| What you should do |
From the listing below, pull out the lines that hold "ylabel".

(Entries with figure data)
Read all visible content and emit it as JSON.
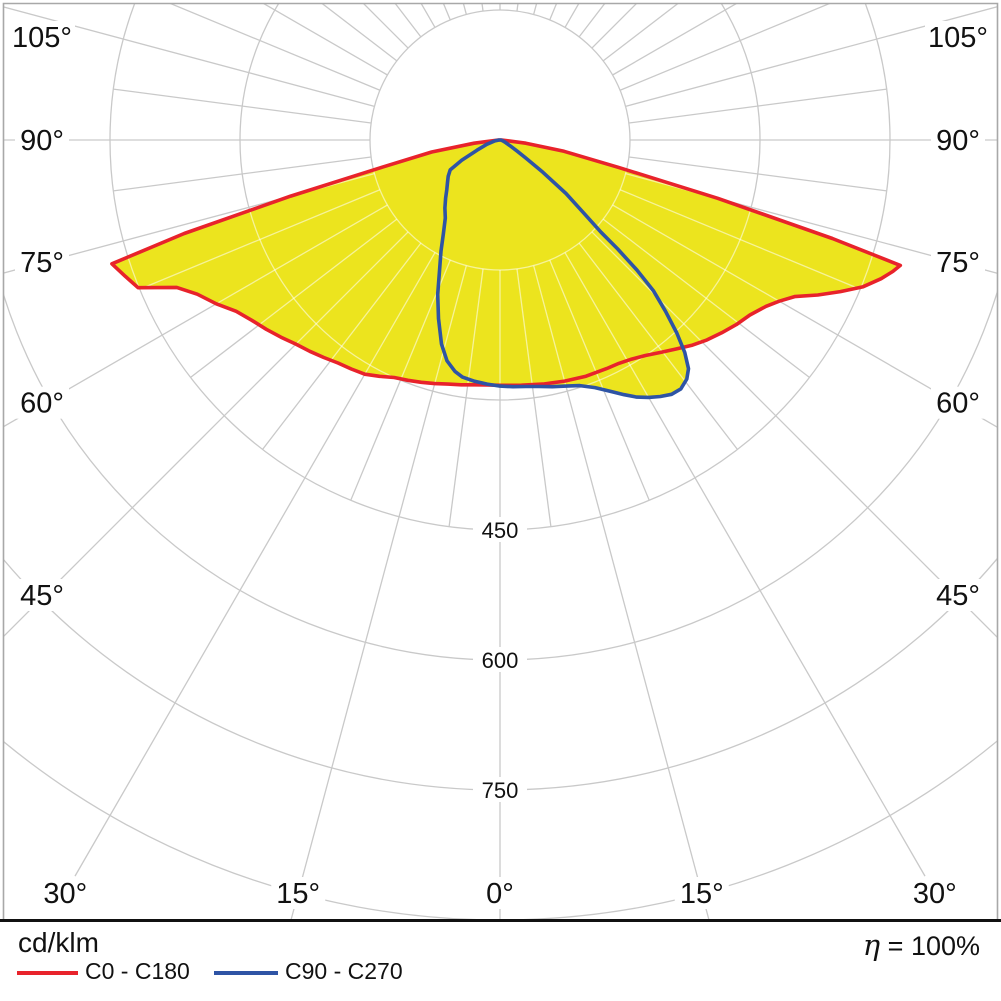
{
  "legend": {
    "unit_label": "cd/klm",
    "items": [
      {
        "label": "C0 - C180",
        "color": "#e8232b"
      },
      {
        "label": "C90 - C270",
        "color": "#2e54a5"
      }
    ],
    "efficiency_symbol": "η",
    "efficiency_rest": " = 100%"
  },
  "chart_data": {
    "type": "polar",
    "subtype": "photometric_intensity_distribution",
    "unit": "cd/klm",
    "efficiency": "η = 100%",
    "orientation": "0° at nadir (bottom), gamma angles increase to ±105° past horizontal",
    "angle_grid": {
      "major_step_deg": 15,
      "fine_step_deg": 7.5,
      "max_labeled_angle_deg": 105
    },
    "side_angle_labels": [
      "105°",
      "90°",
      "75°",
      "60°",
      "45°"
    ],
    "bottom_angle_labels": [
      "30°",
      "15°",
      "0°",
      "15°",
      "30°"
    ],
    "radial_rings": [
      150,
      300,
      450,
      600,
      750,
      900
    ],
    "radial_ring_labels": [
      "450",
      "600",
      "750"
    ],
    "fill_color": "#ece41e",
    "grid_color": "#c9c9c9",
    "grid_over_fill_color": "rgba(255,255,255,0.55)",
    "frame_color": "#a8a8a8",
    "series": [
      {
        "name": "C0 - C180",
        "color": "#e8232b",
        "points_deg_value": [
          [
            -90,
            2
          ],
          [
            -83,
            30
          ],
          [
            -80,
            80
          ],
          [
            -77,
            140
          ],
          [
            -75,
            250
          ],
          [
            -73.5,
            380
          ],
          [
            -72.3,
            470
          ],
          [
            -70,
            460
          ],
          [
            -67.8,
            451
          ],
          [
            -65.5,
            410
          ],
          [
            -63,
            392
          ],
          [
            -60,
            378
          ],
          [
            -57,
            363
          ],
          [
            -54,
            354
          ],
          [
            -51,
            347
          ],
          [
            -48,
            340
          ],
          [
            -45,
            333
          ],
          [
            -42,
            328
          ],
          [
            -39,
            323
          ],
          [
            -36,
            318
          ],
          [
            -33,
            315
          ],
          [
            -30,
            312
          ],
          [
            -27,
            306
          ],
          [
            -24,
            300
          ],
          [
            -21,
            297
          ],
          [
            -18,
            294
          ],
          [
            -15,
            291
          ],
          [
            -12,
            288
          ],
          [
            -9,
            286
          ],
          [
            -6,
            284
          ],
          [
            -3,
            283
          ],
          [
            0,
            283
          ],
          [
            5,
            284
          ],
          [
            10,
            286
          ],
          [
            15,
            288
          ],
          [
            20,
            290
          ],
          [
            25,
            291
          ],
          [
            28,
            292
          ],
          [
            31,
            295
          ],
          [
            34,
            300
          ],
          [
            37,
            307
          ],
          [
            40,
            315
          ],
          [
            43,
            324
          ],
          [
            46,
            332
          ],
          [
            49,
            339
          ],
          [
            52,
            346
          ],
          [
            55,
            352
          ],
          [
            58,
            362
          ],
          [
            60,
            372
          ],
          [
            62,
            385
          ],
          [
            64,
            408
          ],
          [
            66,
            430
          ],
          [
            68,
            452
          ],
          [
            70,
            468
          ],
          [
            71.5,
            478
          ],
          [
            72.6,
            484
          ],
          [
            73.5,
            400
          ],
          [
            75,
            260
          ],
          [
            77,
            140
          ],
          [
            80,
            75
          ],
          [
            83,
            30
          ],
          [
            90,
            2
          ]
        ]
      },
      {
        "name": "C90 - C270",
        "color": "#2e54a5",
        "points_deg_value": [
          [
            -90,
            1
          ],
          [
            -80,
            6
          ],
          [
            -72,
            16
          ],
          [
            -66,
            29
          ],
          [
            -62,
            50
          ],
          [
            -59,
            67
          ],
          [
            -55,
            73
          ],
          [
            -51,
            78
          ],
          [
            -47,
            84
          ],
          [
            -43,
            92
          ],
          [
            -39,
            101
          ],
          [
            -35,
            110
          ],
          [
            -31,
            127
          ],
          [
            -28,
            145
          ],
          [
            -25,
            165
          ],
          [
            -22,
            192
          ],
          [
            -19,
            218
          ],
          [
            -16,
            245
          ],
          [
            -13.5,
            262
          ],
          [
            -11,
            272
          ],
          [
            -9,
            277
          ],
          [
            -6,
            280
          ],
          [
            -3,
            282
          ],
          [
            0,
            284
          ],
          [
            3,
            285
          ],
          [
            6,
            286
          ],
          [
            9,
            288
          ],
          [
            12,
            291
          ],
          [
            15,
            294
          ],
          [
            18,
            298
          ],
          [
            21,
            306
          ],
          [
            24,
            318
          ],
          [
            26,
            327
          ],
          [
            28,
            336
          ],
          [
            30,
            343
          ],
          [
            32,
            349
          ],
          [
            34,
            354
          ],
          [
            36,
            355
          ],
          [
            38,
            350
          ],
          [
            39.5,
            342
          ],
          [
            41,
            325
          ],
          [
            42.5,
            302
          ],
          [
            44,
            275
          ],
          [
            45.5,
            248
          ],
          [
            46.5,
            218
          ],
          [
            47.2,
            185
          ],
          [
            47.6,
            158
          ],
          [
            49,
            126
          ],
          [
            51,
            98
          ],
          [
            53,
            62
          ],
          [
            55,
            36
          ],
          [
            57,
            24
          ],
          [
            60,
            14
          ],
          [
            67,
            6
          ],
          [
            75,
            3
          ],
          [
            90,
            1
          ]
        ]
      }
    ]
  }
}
--
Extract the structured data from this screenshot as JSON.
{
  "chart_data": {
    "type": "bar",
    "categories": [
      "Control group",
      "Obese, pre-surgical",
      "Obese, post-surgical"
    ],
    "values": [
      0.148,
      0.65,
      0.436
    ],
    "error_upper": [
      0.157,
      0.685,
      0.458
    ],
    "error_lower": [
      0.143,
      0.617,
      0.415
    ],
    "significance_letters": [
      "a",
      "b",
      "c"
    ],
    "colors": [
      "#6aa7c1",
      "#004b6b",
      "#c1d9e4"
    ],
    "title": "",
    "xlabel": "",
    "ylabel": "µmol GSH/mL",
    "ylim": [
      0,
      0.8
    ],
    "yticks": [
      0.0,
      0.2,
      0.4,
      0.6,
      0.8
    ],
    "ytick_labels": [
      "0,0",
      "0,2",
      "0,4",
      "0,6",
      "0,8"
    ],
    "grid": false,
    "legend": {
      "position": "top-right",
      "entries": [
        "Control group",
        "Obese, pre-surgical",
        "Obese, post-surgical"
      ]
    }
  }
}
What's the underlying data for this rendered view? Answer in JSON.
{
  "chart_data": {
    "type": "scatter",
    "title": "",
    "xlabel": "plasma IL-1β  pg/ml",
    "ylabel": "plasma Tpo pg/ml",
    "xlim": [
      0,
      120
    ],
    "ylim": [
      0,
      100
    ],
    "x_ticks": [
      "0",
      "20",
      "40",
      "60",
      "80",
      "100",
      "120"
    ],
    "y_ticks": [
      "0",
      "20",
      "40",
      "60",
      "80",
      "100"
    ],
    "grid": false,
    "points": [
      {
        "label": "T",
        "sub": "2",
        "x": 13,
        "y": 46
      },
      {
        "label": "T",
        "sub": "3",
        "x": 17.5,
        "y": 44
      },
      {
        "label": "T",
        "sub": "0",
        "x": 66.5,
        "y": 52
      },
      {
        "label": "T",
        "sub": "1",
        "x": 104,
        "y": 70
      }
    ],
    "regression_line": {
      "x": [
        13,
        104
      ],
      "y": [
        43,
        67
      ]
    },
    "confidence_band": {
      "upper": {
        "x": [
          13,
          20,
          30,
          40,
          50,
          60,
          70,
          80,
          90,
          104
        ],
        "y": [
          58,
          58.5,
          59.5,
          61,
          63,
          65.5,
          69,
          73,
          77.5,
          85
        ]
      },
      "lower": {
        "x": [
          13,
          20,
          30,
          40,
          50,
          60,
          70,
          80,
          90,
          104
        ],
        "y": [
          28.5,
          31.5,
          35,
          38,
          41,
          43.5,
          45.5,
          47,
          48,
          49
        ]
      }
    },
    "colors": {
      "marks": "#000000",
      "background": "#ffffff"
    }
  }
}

| Correct answer |
    "ylabel": "µmol GSH/mL",
    "ylabel": "plasma Tpo pg/ml",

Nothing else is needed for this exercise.